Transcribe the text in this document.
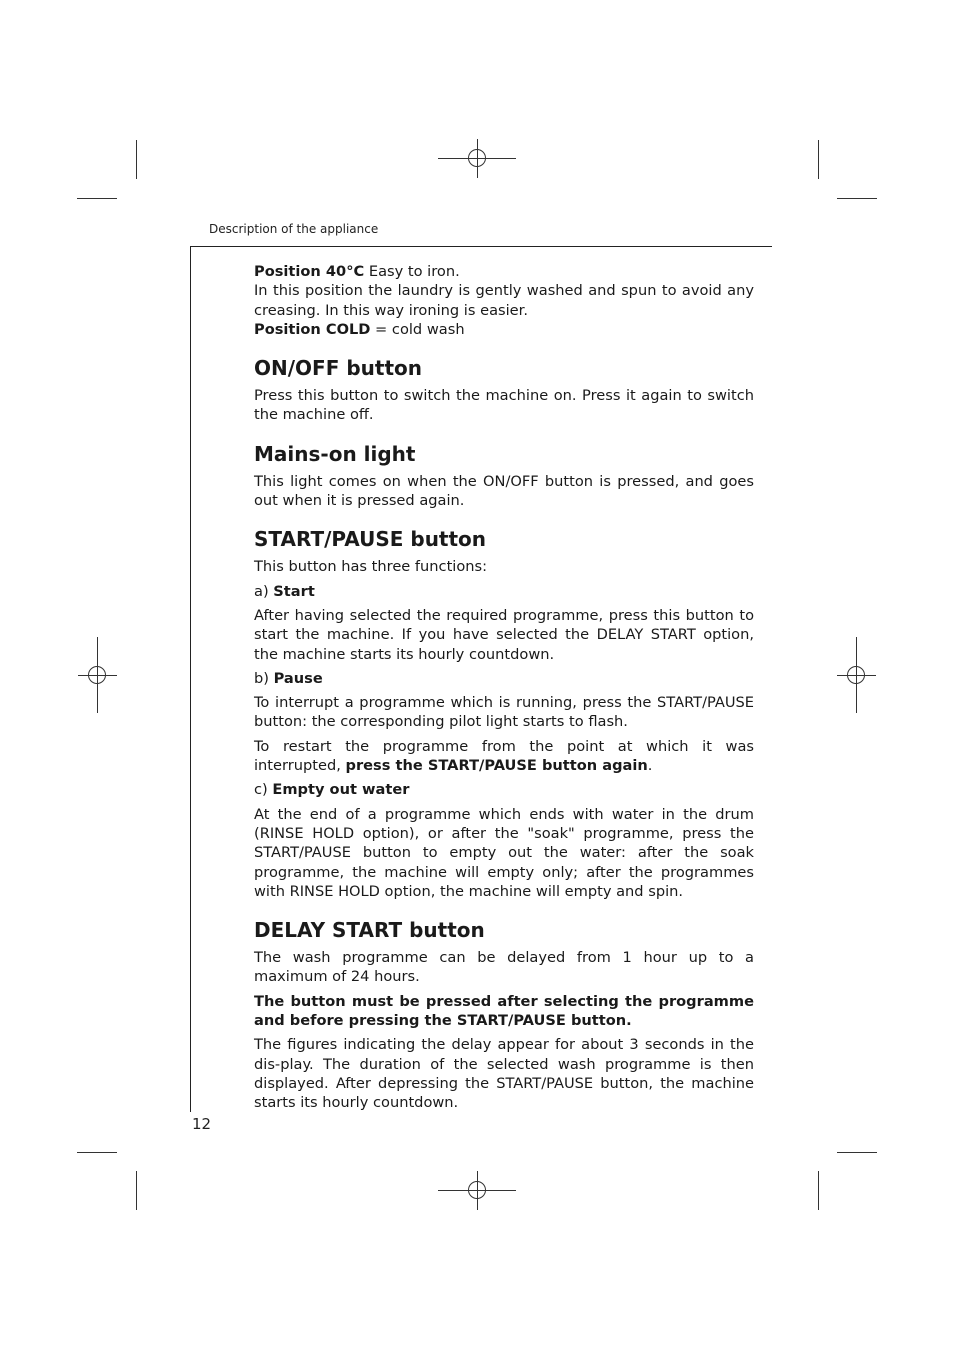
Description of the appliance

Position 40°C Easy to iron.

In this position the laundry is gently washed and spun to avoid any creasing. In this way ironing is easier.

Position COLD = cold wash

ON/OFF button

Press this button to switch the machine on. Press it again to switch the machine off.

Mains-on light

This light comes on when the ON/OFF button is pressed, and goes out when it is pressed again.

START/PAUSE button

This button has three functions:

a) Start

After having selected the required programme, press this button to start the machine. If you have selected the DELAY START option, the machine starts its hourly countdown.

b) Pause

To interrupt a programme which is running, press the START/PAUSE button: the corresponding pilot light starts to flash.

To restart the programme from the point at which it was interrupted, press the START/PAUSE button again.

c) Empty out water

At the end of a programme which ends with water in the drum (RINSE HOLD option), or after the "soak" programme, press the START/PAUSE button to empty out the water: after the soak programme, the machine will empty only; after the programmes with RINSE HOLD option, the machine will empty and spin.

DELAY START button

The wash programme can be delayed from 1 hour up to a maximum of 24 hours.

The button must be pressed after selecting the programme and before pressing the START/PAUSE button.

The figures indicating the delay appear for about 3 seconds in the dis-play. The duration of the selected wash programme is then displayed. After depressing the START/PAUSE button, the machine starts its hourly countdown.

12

──────────────────────────────

Show each line of the data that contains the string "again".

Press this button to switch the machine on. Press it again to switch the machine off.
This light comes on when the ON/OFF button is pressed, and goes out when it is pressed again.
To restart the programme from the point at which it was interrupted, press the START/PAUSE button again.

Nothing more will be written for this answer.